— What is being asked —
Look through the data below and count each line where the word "Brenners" appears. Reply with the count alone.

— Task input —
☆ ☆ ☆ ☆ ☆ ☆ ☆

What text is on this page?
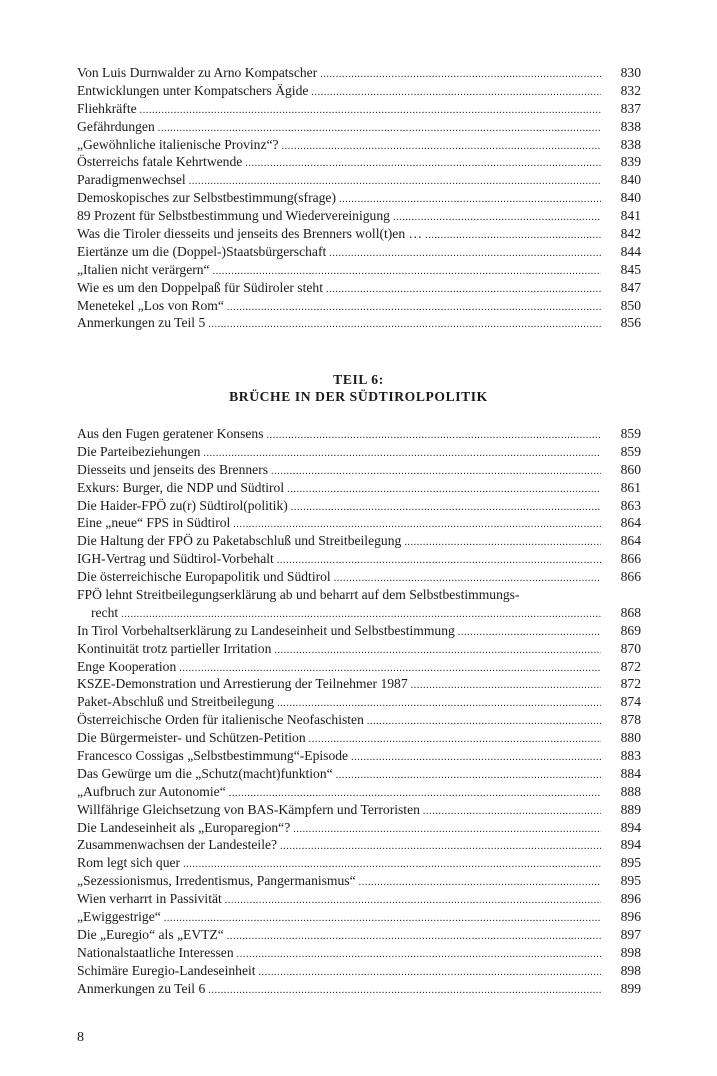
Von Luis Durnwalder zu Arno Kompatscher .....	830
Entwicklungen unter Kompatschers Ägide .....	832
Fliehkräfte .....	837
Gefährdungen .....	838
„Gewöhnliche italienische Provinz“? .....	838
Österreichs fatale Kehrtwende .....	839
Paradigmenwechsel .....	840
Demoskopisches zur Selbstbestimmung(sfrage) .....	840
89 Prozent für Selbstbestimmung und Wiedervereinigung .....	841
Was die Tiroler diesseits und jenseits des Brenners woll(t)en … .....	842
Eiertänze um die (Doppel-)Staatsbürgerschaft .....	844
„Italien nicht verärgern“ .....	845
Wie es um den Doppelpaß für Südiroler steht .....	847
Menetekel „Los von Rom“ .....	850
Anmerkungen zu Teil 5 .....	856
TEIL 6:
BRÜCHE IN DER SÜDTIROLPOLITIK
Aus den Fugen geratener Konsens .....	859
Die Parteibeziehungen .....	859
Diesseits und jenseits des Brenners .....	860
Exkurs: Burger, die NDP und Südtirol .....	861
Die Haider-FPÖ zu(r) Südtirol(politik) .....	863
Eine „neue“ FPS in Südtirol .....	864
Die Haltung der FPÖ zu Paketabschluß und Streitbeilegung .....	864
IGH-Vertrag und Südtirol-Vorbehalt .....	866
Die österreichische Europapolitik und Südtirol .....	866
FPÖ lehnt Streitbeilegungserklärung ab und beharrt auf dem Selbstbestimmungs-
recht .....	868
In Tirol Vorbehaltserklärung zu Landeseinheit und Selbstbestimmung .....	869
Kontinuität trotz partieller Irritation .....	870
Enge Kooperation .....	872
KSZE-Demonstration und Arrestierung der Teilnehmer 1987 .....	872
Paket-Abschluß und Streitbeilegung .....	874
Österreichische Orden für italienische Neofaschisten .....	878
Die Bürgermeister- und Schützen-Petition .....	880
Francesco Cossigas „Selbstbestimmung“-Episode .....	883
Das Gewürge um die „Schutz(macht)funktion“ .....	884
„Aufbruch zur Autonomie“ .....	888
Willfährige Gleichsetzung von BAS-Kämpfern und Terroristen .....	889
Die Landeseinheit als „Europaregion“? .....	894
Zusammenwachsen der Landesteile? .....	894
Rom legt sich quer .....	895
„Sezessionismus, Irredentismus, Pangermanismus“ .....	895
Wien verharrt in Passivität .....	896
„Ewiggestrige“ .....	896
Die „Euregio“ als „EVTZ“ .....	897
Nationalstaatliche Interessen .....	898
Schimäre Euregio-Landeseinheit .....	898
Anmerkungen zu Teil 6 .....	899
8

☆ ☆ ☆ ☆ ☆ ☆ ☆

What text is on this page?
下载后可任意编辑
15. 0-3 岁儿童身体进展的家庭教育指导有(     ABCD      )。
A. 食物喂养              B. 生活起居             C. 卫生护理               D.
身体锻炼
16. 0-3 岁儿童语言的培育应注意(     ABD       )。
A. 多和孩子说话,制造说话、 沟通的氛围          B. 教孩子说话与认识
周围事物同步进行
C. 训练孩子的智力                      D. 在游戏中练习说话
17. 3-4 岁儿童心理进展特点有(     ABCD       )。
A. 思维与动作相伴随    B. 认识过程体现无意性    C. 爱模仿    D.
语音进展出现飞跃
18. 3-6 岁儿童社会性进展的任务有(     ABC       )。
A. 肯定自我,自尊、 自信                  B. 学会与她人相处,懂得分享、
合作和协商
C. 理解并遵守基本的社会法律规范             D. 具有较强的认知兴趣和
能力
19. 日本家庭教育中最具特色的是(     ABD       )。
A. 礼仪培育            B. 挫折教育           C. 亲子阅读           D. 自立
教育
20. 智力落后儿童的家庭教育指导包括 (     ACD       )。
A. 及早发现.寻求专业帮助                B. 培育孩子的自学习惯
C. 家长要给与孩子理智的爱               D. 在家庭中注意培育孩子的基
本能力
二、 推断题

☆ ☆ ☆ ☆ ☆ ☆ ☆

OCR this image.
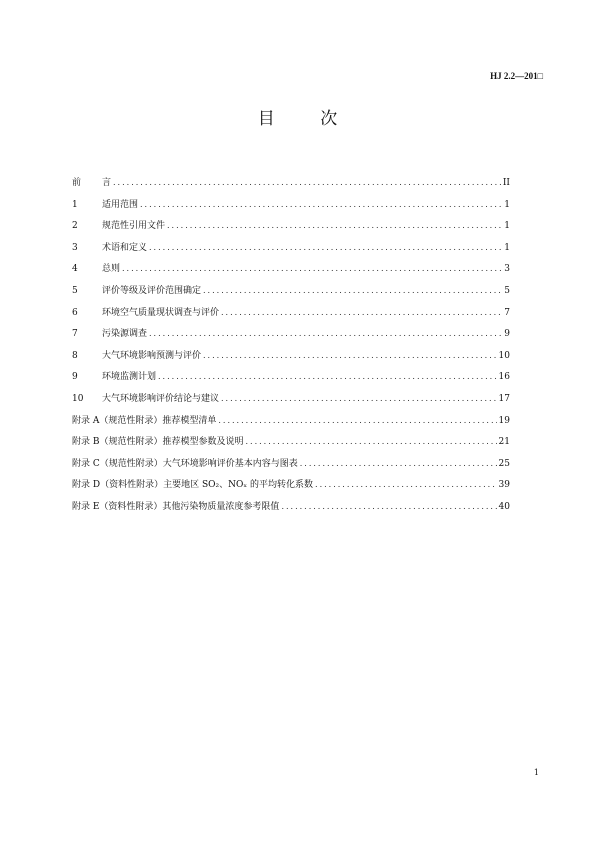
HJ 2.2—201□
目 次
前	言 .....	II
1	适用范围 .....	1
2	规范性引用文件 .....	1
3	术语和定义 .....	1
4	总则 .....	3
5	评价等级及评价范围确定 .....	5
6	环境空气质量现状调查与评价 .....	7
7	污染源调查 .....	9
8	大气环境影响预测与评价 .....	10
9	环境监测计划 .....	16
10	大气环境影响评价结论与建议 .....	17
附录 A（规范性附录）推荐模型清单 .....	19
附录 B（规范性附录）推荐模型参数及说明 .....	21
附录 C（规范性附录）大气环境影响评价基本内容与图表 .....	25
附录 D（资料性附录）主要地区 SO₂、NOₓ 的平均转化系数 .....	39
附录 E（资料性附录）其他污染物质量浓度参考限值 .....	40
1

☆ ☆ ☆ ☆ ☆ ☆ ☆

— Task result —
2